TO DO
Search the material below for the string "mention" and list each line that holds it.

TASK MATERIAL
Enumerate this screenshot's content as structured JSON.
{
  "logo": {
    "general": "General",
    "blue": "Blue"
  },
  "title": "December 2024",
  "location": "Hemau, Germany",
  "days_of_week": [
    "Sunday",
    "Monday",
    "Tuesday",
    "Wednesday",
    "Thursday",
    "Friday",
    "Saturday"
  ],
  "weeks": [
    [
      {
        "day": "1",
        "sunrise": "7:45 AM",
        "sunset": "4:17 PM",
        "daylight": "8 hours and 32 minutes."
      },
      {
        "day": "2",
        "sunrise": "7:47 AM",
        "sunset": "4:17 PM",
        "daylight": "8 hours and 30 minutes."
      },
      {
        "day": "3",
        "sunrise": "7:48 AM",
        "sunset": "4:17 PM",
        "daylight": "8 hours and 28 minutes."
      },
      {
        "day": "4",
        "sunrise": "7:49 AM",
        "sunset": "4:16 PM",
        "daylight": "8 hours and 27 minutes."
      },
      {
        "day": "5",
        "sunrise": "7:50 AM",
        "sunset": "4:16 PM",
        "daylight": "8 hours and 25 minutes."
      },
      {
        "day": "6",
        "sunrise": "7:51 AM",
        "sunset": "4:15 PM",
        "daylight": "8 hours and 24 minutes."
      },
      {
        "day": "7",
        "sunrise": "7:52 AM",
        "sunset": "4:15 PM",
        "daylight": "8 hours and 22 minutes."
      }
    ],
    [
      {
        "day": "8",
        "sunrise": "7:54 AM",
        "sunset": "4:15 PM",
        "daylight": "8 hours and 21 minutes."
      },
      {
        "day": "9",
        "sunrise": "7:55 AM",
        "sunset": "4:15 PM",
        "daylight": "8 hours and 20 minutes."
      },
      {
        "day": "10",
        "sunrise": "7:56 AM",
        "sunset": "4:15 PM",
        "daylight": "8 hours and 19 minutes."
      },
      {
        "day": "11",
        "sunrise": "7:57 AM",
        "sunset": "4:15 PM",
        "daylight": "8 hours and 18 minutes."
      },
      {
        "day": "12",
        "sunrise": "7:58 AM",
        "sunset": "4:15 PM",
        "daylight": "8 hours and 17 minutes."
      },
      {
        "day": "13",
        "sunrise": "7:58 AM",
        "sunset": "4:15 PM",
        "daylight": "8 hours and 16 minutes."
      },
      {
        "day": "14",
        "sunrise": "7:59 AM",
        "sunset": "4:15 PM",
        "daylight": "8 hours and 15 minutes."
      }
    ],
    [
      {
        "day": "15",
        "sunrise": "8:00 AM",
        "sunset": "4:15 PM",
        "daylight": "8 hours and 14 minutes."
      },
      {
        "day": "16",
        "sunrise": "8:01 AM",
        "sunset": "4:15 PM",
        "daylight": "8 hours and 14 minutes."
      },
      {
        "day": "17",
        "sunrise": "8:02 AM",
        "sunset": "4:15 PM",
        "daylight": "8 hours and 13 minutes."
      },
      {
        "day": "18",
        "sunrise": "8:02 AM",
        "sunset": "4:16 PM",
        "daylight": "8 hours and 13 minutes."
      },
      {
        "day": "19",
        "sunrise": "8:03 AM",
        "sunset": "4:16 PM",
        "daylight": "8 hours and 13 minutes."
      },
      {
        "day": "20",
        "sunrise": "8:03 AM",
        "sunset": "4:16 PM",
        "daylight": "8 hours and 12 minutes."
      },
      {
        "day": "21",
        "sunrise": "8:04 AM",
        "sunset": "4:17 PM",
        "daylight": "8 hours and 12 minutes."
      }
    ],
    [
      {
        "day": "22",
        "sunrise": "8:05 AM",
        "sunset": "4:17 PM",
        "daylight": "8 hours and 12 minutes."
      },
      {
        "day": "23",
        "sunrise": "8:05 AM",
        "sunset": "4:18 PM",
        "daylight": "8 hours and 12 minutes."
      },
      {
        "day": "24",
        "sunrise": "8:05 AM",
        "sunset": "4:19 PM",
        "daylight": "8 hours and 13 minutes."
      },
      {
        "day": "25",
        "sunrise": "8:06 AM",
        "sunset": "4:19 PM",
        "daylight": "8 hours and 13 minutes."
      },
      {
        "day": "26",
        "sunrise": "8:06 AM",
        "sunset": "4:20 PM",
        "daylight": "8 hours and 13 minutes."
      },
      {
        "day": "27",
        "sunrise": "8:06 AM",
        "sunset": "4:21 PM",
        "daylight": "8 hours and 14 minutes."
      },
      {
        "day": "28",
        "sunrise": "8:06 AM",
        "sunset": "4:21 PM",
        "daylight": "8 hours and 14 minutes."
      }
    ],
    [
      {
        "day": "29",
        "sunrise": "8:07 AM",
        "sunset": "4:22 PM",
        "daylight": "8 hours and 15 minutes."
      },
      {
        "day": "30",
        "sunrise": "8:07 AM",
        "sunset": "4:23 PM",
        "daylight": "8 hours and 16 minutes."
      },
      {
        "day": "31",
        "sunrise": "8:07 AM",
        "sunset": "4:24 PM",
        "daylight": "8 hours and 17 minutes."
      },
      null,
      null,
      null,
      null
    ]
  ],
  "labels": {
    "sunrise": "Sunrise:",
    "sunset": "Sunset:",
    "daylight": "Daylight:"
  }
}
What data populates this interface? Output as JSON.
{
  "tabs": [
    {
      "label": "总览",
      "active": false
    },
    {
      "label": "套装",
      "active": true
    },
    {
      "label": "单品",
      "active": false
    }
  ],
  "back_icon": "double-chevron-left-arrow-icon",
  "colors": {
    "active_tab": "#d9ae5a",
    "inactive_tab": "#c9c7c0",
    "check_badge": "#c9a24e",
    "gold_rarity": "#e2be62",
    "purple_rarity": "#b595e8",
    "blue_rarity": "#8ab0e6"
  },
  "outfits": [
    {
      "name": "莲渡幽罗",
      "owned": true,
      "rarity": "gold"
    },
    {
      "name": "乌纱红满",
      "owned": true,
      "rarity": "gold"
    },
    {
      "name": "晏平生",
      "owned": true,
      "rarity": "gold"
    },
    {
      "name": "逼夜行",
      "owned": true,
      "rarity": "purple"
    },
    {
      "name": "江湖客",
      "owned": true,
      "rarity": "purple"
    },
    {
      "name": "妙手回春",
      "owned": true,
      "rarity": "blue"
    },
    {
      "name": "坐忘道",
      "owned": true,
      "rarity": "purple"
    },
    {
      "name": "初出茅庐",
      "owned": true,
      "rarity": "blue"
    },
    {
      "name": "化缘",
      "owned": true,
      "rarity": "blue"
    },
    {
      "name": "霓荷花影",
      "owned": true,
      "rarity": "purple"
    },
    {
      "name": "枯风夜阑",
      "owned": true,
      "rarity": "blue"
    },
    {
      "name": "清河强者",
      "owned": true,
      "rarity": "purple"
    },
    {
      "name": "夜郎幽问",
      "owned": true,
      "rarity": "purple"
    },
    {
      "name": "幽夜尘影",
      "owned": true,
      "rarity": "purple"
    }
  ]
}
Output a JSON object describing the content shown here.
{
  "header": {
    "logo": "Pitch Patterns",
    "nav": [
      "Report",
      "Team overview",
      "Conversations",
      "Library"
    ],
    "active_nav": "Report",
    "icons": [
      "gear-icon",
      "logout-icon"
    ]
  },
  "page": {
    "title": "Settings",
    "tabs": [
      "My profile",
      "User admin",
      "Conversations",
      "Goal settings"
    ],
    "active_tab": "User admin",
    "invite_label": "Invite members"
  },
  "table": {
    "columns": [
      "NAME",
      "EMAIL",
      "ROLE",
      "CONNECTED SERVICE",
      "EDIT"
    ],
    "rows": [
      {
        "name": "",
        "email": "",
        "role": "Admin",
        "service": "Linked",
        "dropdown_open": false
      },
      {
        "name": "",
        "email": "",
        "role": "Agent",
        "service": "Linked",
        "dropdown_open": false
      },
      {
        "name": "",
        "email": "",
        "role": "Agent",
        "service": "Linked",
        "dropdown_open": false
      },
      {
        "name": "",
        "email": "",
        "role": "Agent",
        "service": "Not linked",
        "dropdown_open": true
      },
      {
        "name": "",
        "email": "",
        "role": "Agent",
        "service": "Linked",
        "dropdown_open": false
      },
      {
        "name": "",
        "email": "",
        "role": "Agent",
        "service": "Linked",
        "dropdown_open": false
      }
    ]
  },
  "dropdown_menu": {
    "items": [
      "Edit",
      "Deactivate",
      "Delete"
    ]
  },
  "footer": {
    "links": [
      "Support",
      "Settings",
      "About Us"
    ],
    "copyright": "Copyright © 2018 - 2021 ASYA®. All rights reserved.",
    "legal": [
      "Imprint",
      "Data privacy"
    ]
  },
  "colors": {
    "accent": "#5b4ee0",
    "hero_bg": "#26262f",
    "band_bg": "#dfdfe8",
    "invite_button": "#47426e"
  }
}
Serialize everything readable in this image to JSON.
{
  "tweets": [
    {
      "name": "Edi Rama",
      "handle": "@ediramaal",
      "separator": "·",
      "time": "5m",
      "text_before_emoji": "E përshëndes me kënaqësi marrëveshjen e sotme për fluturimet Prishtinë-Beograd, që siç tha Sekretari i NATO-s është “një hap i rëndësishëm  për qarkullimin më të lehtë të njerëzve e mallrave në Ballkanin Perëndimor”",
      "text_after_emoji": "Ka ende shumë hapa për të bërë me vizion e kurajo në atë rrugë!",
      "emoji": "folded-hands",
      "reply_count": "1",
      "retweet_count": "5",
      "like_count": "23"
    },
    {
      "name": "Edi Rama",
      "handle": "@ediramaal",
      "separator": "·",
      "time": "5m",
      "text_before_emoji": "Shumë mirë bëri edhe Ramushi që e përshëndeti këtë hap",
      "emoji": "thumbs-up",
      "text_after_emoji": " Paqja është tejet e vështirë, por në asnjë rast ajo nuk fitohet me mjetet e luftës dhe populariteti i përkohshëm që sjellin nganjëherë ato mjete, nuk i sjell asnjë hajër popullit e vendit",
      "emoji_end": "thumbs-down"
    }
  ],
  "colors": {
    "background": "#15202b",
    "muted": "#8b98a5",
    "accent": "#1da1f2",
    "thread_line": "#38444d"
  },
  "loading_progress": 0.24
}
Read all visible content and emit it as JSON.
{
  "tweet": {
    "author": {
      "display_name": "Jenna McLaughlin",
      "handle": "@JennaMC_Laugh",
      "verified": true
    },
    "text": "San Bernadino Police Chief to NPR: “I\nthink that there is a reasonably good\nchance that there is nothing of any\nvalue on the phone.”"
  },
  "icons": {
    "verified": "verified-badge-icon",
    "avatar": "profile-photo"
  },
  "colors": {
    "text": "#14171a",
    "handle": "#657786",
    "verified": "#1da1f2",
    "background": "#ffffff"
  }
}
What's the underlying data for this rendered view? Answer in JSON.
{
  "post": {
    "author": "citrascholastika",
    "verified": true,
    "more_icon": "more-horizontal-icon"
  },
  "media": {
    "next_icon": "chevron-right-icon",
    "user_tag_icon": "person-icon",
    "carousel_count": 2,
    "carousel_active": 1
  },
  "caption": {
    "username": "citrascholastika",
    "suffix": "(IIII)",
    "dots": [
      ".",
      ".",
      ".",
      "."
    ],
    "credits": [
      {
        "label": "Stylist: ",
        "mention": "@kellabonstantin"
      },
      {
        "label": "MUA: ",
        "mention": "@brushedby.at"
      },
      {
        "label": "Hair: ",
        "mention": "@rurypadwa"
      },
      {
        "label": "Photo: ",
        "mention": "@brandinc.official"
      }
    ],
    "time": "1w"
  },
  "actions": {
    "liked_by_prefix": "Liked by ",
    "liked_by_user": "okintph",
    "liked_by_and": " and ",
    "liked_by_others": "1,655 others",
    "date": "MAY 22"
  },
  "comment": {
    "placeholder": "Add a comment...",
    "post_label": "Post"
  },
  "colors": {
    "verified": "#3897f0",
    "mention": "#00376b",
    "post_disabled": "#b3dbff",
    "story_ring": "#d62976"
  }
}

THE REPLY
        "mention": "@kellabonstantin"
        "mention": "@brushedby.at"
        "mention": "@rurypadwa"
        "mention": "@brandinc.official"
    "mention": "#00376b",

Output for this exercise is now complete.